What is asked:
Lines containing the word "JSON" are to be counted; state their number and nothing further.

Input records:

#####

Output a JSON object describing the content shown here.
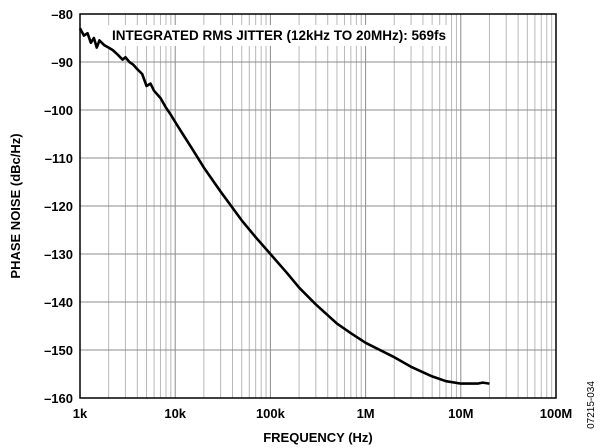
{
  "chart_data": {
    "type": "line",
    "title": "",
    "xlabel": "FREQUENCY (Hz)",
    "ylabel": "PHASE NOISE (dBc/Hz)",
    "x_scale": "log",
    "xlim": [
      1000,
      100000000
    ],
    "ylim": [
      -160,
      -80
    ],
    "x_ticks": [
      1000,
      10000,
      100000,
      1000000,
      10000000,
      100000000
    ],
    "x_tick_labels": [
      "1k",
      "10k",
      "100k",
      "1M",
      "10M",
      "100M"
    ],
    "y_ticks": [
      -80,
      -90,
      -100,
      -110,
      -120,
      -130,
      -140,
      -150,
      -160
    ],
    "y_tick_labels": [
      "–80",
      "–90",
      "–100",
      "–110",
      "–120",
      "–130",
      "–140",
      "–150",
      "–160"
    ],
    "grid": true,
    "annotation": "INTEGRATED RMS JITTER (12kHz TO 20MHz): 569fs",
    "series": [
      {
        "color": "#000000",
        "x": [
          1000,
          1100,
          1200,
          1300,
          1400,
          1500,
          1600,
          1800,
          2000,
          2200,
          2500,
          2800,
          3000,
          3300,
          3600,
          4000,
          4500,
          5000,
          5500,
          6000,
          7000,
          8000,
          9000,
          10000,
          12000,
          15000,
          20000,
          30000,
          50000,
          70000,
          100000,
          150000,
          200000,
          300000,
          500000,
          700000,
          1000000,
          2000000,
          3000000,
          5000000,
          7000000,
          10000000,
          15000000,
          17000000,
          20000000
        ],
        "y": [
          -83,
          -84.5,
          -84,
          -86,
          -85,
          -87,
          -85.5,
          -86.5,
          -87,
          -87.5,
          -88.5,
          -89.5,
          -89,
          -90,
          -90.5,
          -91.5,
          -92.5,
          -95,
          -94.5,
          -96,
          -97.5,
          -99.5,
          -101,
          -102.5,
          -105,
          -108,
          -112,
          -117,
          -123,
          -126.5,
          -130,
          -134,
          -137,
          -140.5,
          -144.5,
          -146.5,
          -148.5,
          -151.5,
          -153.5,
          -155.5,
          -156.5,
          -157,
          -157,
          -156.8,
          -157
        ]
      }
    ]
  },
  "figure_id": "07215-034"
}
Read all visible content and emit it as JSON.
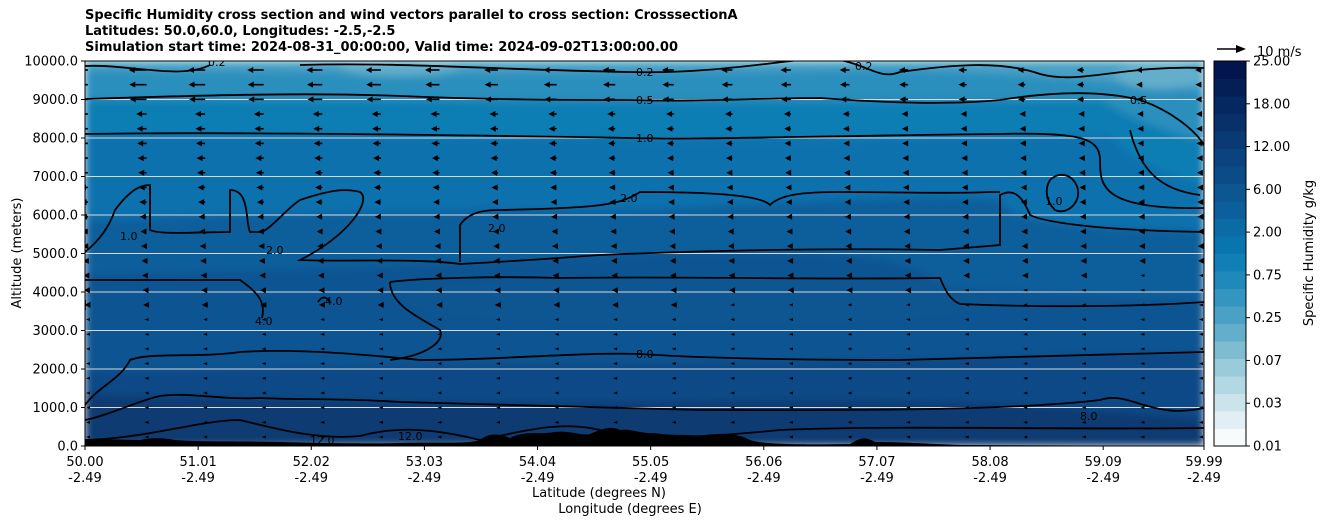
{
  "chart_data": {
    "type": "heatmap",
    "title_lines": [
      "Specific Humidity cross section and wind vectors parallel to cross section: CrosssectionA",
      "Latitudes: 50.0,60.0, Longitudes: -2.5,-2.5",
      "Simulation start time: 2024-08-31_00:00:00, Valid time: 2024-09-02T13:00:00.00"
    ],
    "ylabel": "Altitude (meters)",
    "xlabel_lines": [
      "Latitude (degrees N)",
      "Longitude (degrees E)"
    ],
    "x_ticks": [
      {
        "lat": "50.00",
        "lon": "-2.49",
        "value": 50.0
      },
      {
        "lat": "51.01",
        "lon": "-2.49",
        "value": 51.01
      },
      {
        "lat": "52.02",
        "lon": "-2.49",
        "value": 52.02
      },
      {
        "lat": "53.03",
        "lon": "-2.49",
        "value": 53.03
      },
      {
        "lat": "54.04",
        "lon": "-2.49",
        "value": 54.04
      },
      {
        "lat": "55.05",
        "lon": "-2.49",
        "value": 55.05
      },
      {
        "lat": "56.06",
        "lon": "-2.49",
        "value": 56.06
      },
      {
        "lat": "57.07",
        "lon": "-2.49",
        "value": 57.07
      },
      {
        "lat": "58.08",
        "lon": "-2.49",
        "value": 58.08
      },
      {
        "lat": "59.09",
        "lon": "-2.49",
        "value": 59.09
      },
      {
        "lat": "59.99",
        "lon": "-2.49",
        "value": 59.99
      }
    ],
    "xlim": [
      50.0,
      59.99
    ],
    "y_ticks": [
      "0.0",
      "1000.0",
      "2000.0",
      "3000.0",
      "4000.0",
      "5000.0",
      "6000.0",
      "7000.0",
      "8000.0",
      "9000.0",
      "10000.0"
    ],
    "ylim": [
      0,
      10000
    ],
    "grid": "horizontal",
    "colorbar": {
      "label": "Specific Humidity g/kg",
      "ticks": [
        "0.01",
        "0.03",
        "0.07",
        "0.25",
        "0.75",
        "2.00",
        "6.00",
        "12.00",
        "18.00",
        "25.00"
      ],
      "colors": [
        "#f7fbfc",
        "#e1eff4",
        "#cbe4ec",
        "#b2d8e4",
        "#9acbdb",
        "#7fbcd2",
        "#62aecb",
        "#4aa0c5",
        "#3495c0",
        "#2089bb",
        "#107fb5",
        "#0875ae",
        "#0a6ba5",
        "#0b609c",
        "#0c5692",
        "#0b4c88",
        "#0a437f",
        "#093a74",
        "#08316a",
        "#062860",
        "#041e56",
        "#02154c"
      ]
    },
    "vector_key": {
      "label": "10 m/s"
    },
    "contour_labels": [
      "0.2",
      "0.5",
      "1.0",
      "2.0",
      "4.0",
      "8.0",
      "12.0"
    ],
    "colors": {
      "contour": "#000000",
      "terrain": "#000000"
    }
  }
}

#####

Answer for the task:
2